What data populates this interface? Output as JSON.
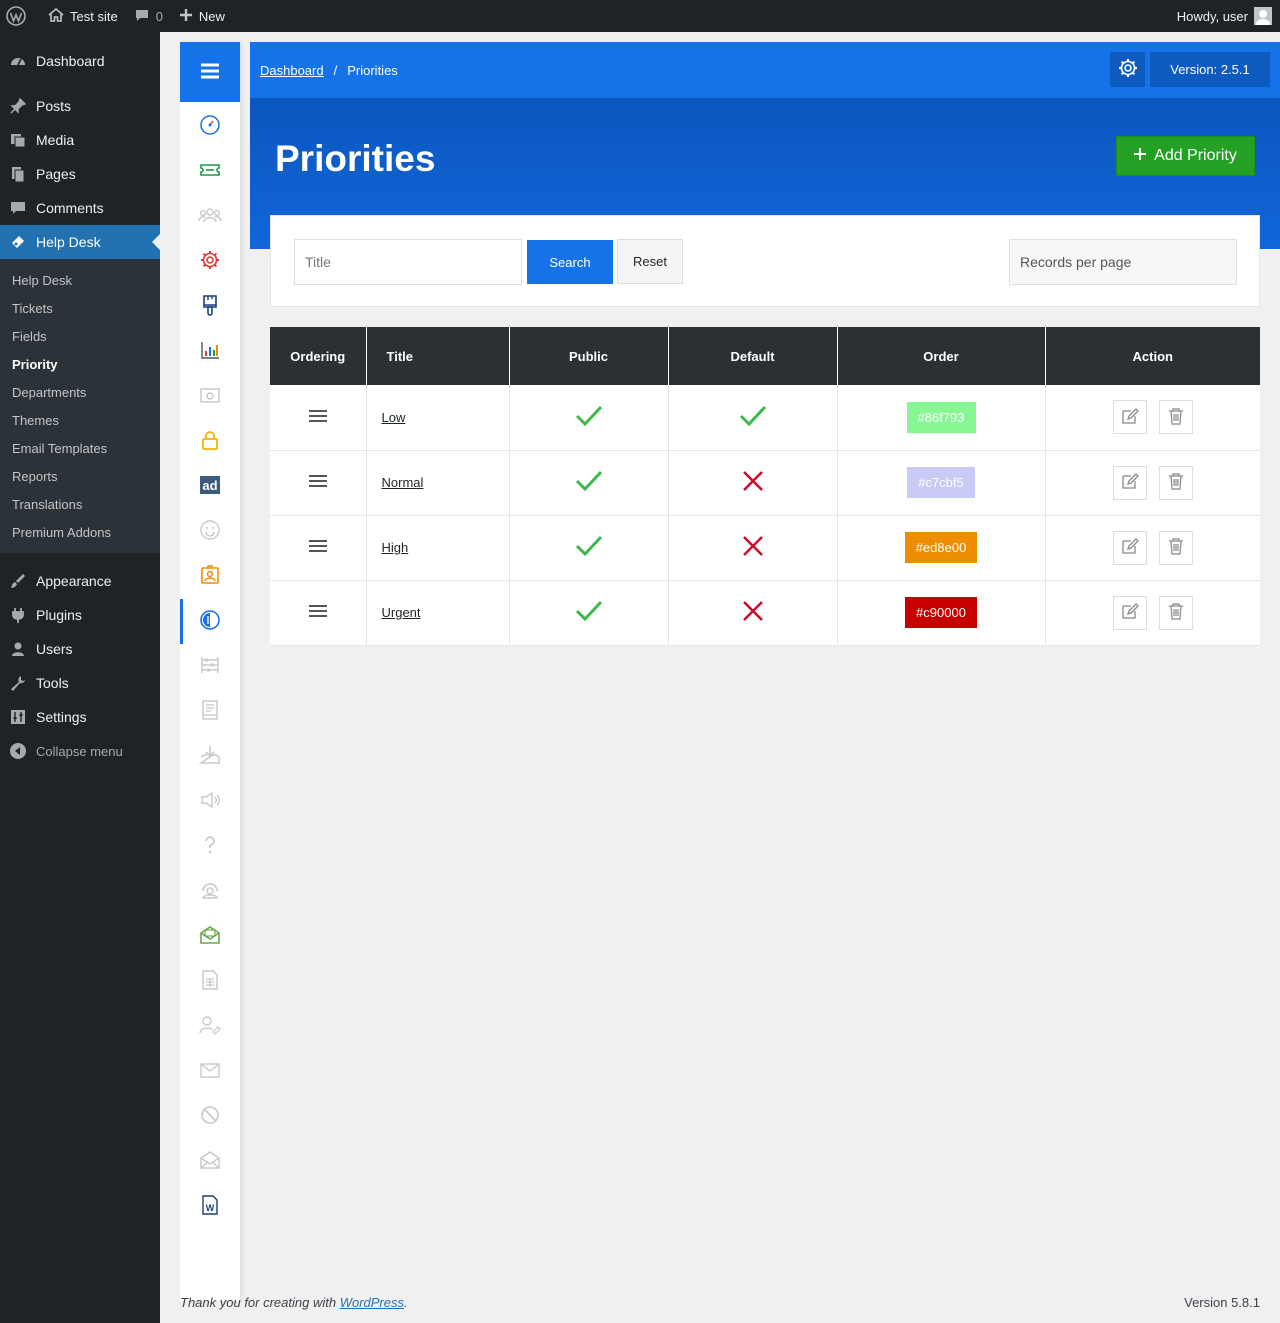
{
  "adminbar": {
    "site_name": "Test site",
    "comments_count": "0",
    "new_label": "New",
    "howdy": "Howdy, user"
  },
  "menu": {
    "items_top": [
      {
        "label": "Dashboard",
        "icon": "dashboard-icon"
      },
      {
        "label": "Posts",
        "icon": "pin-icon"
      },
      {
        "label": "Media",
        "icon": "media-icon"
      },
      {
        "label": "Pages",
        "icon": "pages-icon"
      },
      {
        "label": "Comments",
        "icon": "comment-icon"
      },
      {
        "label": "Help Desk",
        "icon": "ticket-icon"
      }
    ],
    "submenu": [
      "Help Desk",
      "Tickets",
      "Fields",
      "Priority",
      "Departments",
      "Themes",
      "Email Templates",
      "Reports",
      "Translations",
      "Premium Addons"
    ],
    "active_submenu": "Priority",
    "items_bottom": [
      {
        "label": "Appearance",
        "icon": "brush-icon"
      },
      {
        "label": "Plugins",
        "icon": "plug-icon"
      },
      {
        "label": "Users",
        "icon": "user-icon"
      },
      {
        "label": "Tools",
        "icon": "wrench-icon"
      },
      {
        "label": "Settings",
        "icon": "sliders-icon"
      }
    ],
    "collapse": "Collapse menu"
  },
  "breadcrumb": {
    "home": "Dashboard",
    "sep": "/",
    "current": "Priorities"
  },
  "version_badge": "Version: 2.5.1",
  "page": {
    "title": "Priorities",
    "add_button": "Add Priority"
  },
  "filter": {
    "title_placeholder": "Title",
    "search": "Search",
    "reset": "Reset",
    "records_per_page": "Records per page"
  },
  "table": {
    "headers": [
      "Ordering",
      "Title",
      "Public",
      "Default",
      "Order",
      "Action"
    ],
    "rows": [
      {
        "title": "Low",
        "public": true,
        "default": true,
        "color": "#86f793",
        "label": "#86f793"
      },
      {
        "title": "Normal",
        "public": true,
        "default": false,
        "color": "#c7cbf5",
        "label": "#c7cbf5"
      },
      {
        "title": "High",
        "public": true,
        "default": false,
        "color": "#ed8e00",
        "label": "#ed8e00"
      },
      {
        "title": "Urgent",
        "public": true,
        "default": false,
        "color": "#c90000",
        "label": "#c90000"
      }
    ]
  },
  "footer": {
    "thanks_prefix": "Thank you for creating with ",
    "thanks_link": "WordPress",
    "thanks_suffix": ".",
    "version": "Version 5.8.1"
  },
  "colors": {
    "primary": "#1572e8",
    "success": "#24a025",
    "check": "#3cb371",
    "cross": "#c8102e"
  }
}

____________

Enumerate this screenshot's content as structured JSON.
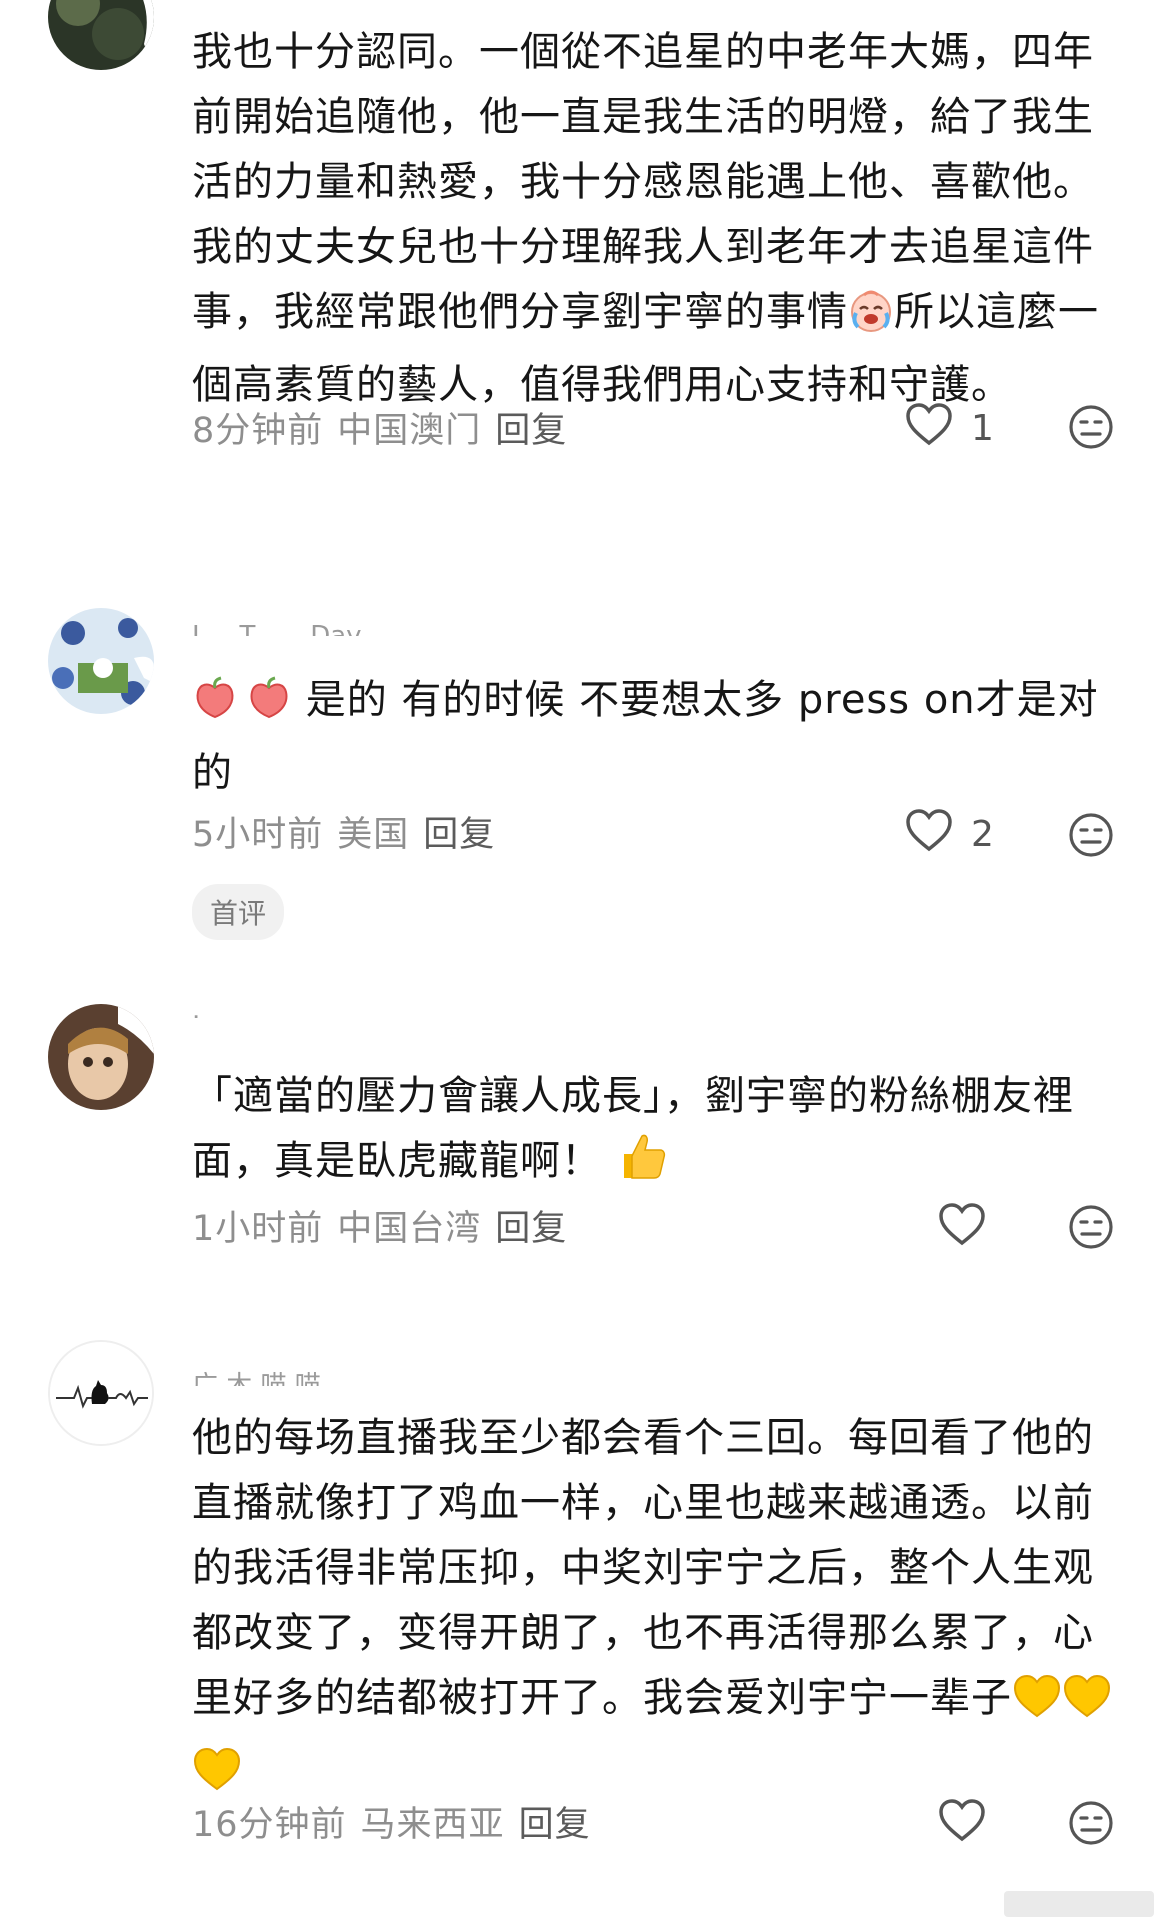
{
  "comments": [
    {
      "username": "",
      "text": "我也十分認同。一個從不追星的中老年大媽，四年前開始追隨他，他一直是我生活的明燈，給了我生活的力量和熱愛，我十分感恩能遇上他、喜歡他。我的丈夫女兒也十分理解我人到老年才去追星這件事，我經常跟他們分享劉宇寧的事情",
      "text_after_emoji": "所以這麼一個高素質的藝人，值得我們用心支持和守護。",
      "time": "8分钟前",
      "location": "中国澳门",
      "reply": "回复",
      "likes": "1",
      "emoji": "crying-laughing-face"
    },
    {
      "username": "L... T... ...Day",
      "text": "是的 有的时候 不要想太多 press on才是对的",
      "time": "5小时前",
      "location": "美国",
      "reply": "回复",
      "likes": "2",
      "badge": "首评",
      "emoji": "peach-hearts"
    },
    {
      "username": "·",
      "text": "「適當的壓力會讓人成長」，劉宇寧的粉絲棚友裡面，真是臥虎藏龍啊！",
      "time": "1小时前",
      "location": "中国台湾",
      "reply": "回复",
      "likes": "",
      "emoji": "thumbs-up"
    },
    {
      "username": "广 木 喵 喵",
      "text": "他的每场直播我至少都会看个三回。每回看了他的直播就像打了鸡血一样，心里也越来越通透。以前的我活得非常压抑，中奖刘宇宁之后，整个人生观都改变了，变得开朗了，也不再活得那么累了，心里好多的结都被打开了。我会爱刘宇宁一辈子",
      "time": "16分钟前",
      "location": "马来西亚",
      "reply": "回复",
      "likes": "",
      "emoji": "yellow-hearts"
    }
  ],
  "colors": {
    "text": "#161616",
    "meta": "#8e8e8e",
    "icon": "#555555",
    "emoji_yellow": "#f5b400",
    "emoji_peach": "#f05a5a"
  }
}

____________

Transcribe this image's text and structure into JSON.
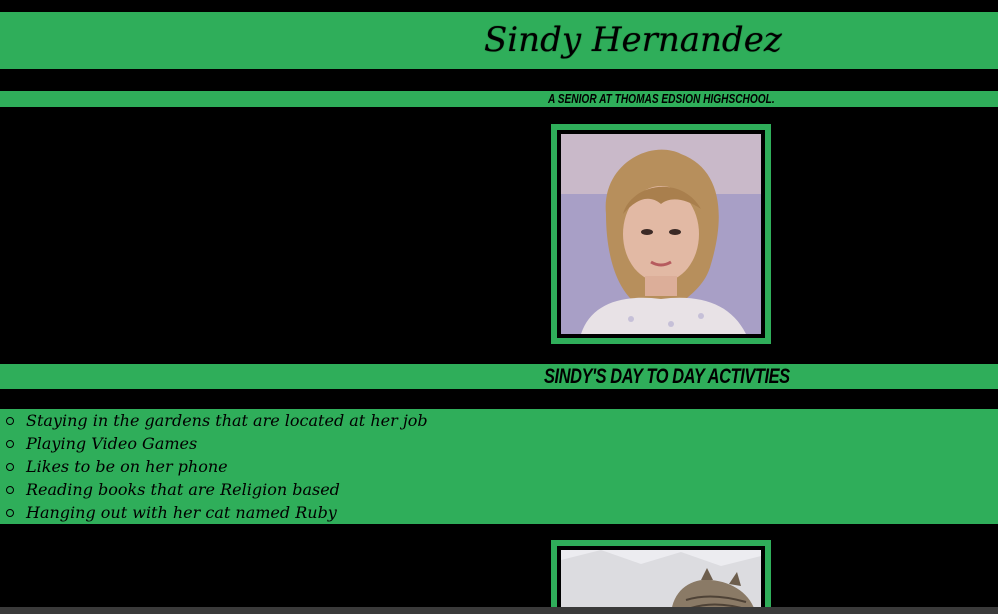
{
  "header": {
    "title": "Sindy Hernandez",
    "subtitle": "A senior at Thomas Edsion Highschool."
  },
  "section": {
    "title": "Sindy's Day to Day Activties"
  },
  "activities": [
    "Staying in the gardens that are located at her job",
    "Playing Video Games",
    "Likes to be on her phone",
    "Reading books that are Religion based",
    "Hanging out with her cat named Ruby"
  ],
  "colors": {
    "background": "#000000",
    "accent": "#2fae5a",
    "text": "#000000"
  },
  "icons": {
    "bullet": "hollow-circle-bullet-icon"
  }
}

____________

BRIEF: Gather from the data above every line with the string "JSON".

REPLY TO THE TASK:
What data populates this interface? Output as JSON.
Enumerate this screenshot's content as structured JSON.
Transcribe this image's text and structure into JSON.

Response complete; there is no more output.